### Supplied information
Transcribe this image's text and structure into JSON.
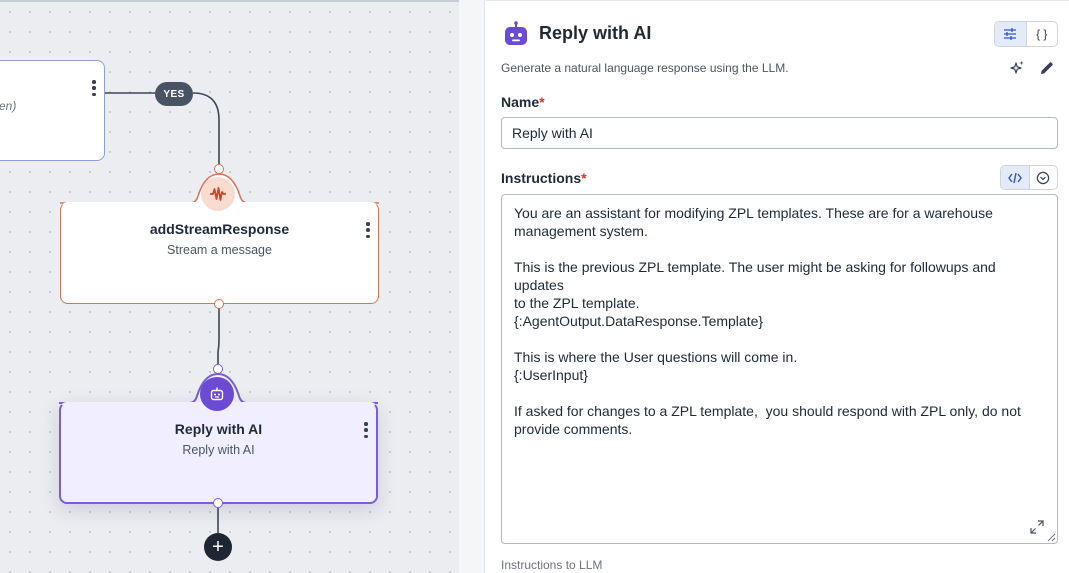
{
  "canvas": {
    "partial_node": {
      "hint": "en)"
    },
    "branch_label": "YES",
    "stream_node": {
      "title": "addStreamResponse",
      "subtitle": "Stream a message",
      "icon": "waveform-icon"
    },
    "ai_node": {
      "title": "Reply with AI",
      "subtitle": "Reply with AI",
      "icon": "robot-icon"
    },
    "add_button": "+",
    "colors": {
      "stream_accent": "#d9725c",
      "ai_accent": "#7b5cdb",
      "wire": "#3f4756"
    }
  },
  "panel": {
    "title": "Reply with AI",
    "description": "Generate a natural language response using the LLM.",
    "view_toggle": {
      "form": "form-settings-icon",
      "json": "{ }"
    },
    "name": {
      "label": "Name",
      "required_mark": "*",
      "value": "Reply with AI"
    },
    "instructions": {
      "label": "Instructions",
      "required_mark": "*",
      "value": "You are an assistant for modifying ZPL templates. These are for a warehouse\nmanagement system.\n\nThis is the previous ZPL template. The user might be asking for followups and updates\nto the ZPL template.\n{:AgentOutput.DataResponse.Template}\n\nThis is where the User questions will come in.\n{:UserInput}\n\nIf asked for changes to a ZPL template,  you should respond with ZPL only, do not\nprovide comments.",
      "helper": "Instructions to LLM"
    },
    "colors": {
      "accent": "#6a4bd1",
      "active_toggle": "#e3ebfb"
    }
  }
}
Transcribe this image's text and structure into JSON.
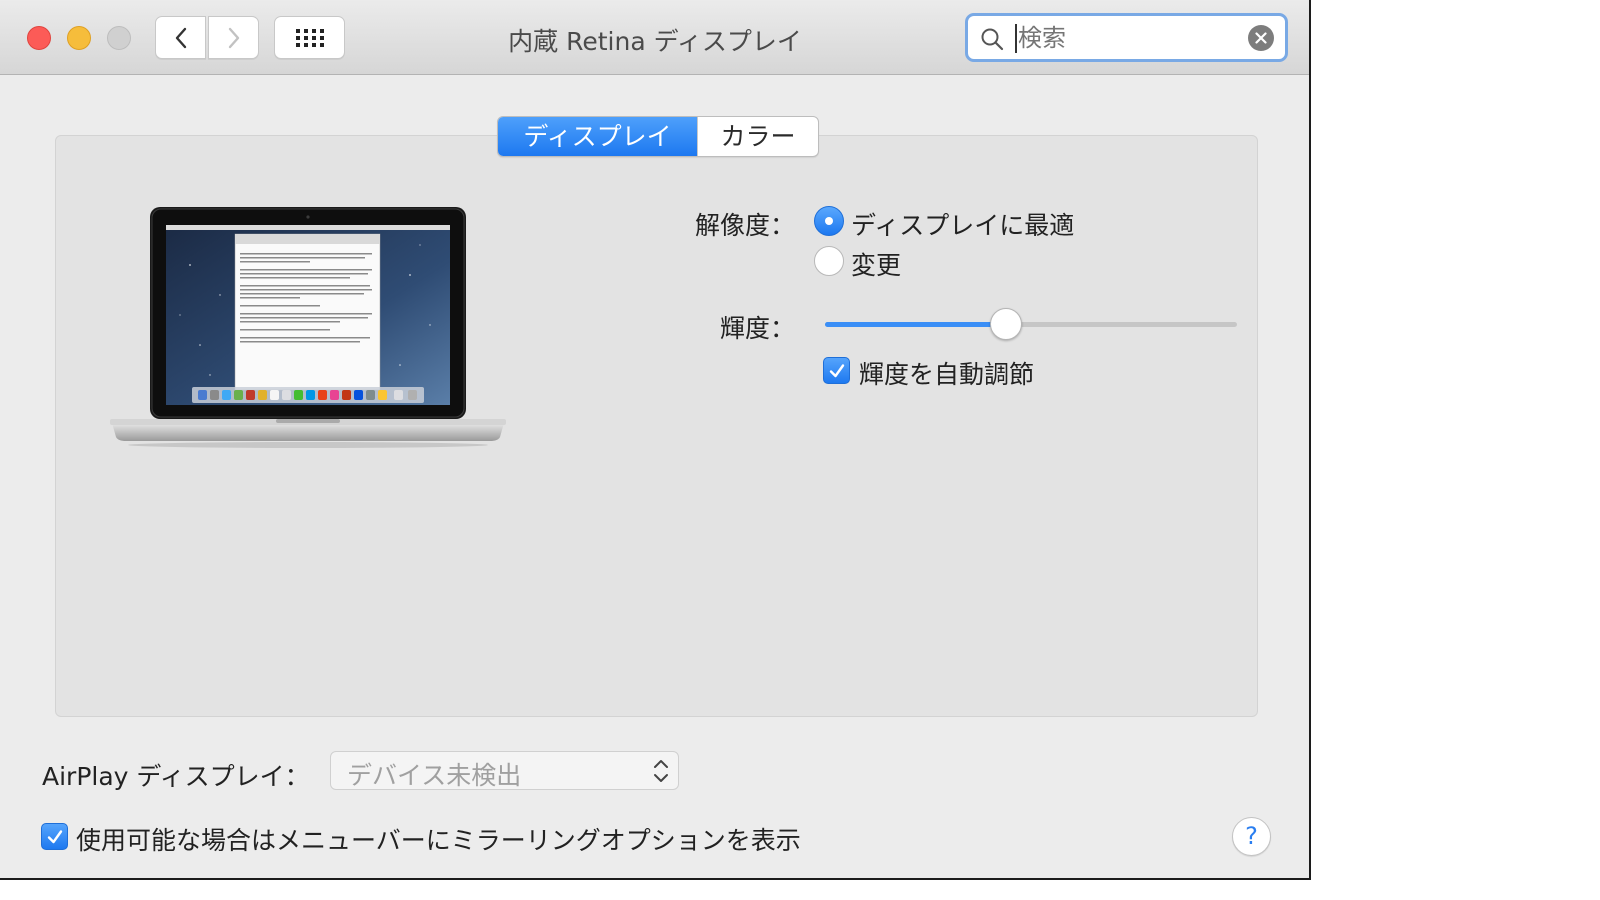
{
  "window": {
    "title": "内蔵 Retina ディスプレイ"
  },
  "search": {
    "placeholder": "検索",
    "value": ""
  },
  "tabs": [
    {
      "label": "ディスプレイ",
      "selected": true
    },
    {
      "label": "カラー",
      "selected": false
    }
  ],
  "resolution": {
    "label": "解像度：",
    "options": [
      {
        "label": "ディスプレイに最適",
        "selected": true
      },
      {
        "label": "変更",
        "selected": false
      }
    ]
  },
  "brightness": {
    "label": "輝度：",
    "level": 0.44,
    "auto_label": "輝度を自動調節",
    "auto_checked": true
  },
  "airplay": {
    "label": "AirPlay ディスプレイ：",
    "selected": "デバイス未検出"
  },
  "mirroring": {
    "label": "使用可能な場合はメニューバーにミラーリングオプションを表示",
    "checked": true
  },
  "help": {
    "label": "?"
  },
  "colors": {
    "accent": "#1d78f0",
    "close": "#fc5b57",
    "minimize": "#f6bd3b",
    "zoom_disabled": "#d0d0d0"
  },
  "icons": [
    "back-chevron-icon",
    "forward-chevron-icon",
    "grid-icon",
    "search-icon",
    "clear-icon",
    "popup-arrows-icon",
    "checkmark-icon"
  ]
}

### Objective
In your copy of the records, include no pictures; repeat everything else exactly.

### The response
Transcribe this image's text and structure into JSON.
{
  "canvas": {
    "partial_node": {
      "hint": "en)"
    },
    "branch_label": "YES",
    "stream_node": {
      "title": "addStreamResponse",
      "subtitle": "Stream a message",
      "icon": "waveform-icon"
    },
    "ai_node": {
      "title": "Reply with AI",
      "subtitle": "Reply with AI",
      "icon": "robot-icon"
    },
    "add_button": "+",
    "colors": {
      "stream_accent": "#d9725c",
      "ai_accent": "#7b5cdb",
      "wire": "#3f4756"
    }
  },
  "panel": {
    "title": "Reply with AI",
    "description": "Generate a natural language response using the LLM.",
    "view_toggle": {
      "form": "form-settings-icon",
      "json": "{ }"
    },
    "name": {
      "label": "Name",
      "required_mark": "*",
      "value": "Reply with AI"
    },
    "instructions": {
      "label": "Instructions",
      "required_mark": "*",
      "value": "You are an assistant for modifying ZPL templates. These are for a warehouse\nmanagement system.\n\nThis is the previous ZPL template. The user might be asking for followups and updates\nto the ZPL template.\n{:AgentOutput.DataResponse.Template}\n\nThis is where the User questions will come in.\n{:UserInput}\n\nIf asked for changes to a ZPL template,  you should respond with ZPL only, do not\nprovide comments.",
      "helper": "Instructions to LLM"
    },
    "colors": {
      "accent": "#6a4bd1",
      "active_toggle": "#e3ebfb"
    }
  }
}
Transcribe this image's text and structure into JSON.
{
  "window": {
    "title": "内蔵 Retina ディスプレイ"
  },
  "search": {
    "placeholder": "検索",
    "value": ""
  },
  "tabs": [
    {
      "label": "ディスプレイ",
      "selected": true
    },
    {
      "label": "カラー",
      "selected": false
    }
  ],
  "resolution": {
    "label": "解像度：",
    "options": [
      {
        "label": "ディスプレイに最適",
        "selected": true
      },
      {
        "label": "変更",
        "selected": false
      }
    ]
  },
  "brightness": {
    "label": "輝度：",
    "level": 0.44,
    "auto_label": "輝度を自動調節",
    "auto_checked": true
  },
  "airplay": {
    "label": "AirPlay ディスプレイ：",
    "selected": "デバイス未検出"
  },
  "mirroring": {
    "label": "使用可能な場合はメニューバーにミラーリングオプションを表示",
    "checked": true
  },
  "help": {
    "label": "?"
  },
  "colors": {
    "accent": "#1d78f0",
    "close": "#fc5b57",
    "minimize": "#f6bd3b",
    "zoom_disabled": "#d0d0d0"
  },
  "icons": [
    "back-chevron-icon",
    "forward-chevron-icon",
    "grid-icon",
    "search-icon",
    "clear-icon",
    "popup-arrows-icon",
    "checkmark-icon"
  ]
}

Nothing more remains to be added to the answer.